Exercise material
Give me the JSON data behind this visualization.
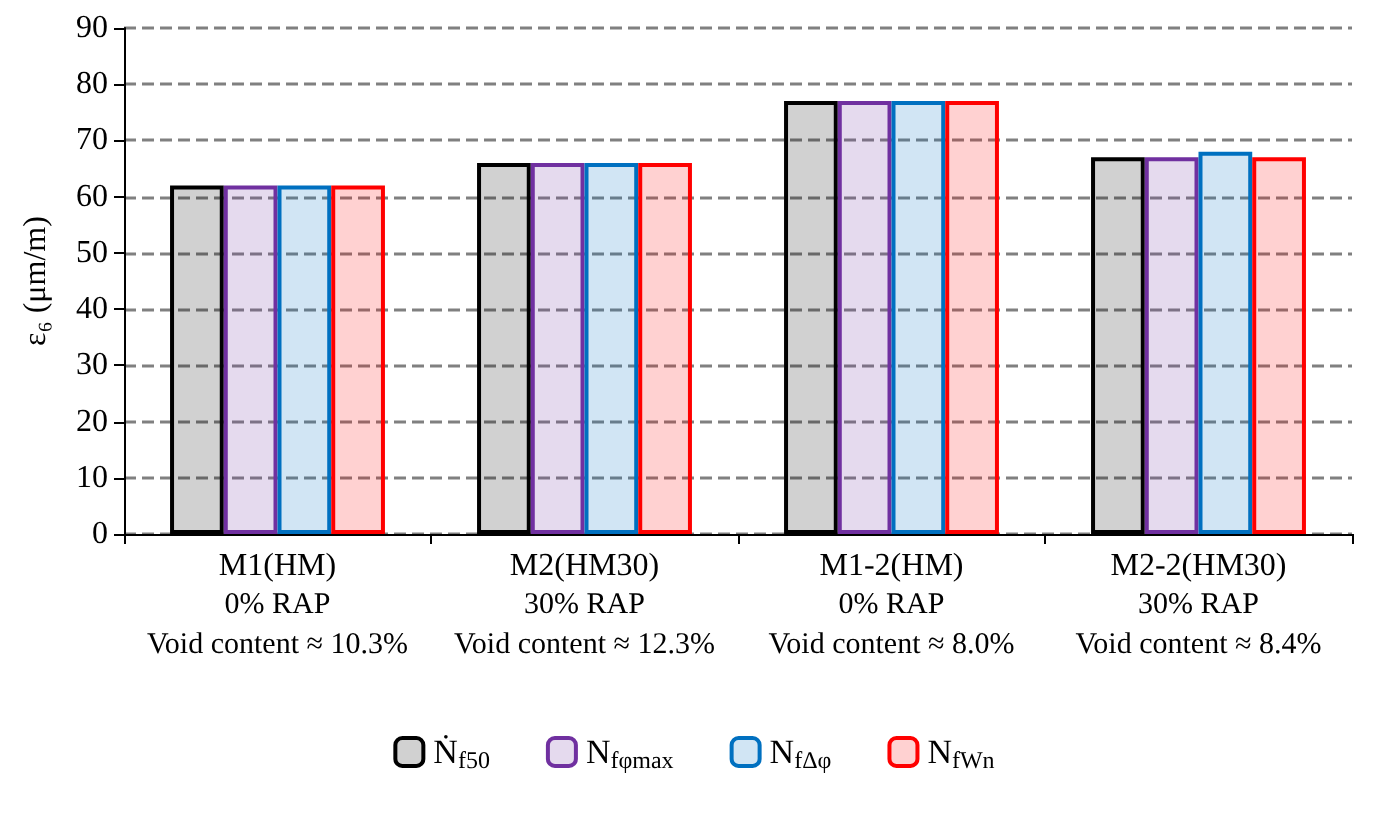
{
  "chart_data": {
    "type": "bar",
    "ylabel": "ε₆ (μm/m)",
    "categories": [
      "M1(HM)",
      "M2(HM30)",
      "M1-2(HM)",
      "M2-2(HM30)"
    ],
    "series": [
      {
        "name": "Ṅ$_{f50}$",
        "color": "#000000",
        "values": [
          62,
          66,
          77,
          67
        ]
      },
      {
        "name": "N$_{fφmax}$",
        "color": "#7030a0",
        "values": [
          62,
          66,
          77,
          67
        ]
      },
      {
        "name": "N$_{fΔφ}$",
        "color": "#0070c0",
        "values": [
          62,
          66,
          77,
          68
        ]
      },
      {
        "name": "N$_{fWn}$",
        "color": "#ff0000",
        "values": [
          62,
          66,
          77,
          67
        ]
      }
    ],
    "ylim": [
      0,
      90
    ],
    "yticks": [
      0,
      10,
      20,
      30,
      40,
      50,
      60,
      70,
      80,
      90
    ],
    "grid": "y",
    "legend": "bottom",
    "annotations": [
      "0% RAP",
      "Void content ≈ 10.3%",
      "30% RAP",
      "Void content ≈ 12.3%",
      "0% RAP",
      "Void content ≈ 8.0%",
      "30% RAP",
      "Void content ≈ 8.4%"
    ]
  }
}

Written problem
Repeat every record precisely. Any picture among them stays out of the copy.

Expected answer
Give me the JSON data behind this visualization.
{
  "chart_data": {
    "type": "bar",
    "ylabel": "ε₆ (μm/m)",
    "categories": [
      "M1(HM)",
      "M2(HM30)",
      "M1-2(HM)",
      "M2-2(HM30)"
    ],
    "series": [
      {
        "name": "Ṅ$_{f50}$",
        "color": "#000000",
        "values": [
          62,
          66,
          77,
          67
        ]
      },
      {
        "name": "N$_{fφmax}$",
        "color": "#7030a0",
        "values": [
          62,
          66,
          77,
          67
        ]
      },
      {
        "name": "N$_{fΔφ}$",
        "color": "#0070c0",
        "values": [
          62,
          66,
          77,
          68
        ]
      },
      {
        "name": "N$_{fWn}$",
        "color": "#ff0000",
        "values": [
          62,
          66,
          77,
          67
        ]
      }
    ],
    "ylim": [
      0,
      90
    ],
    "yticks": [
      0,
      10,
      20,
      30,
      40,
      50,
      60,
      70,
      80,
      90
    ],
    "grid": "y",
    "legend": "bottom",
    "annotations": [
      "0% RAP",
      "Void content ≈ 10.3%",
      "30% RAP",
      "Void content ≈ 12.3%",
      "0% RAP",
      "Void content ≈ 8.0%",
      "30% RAP",
      "Void content ≈ 8.4%"
    ]
  }
}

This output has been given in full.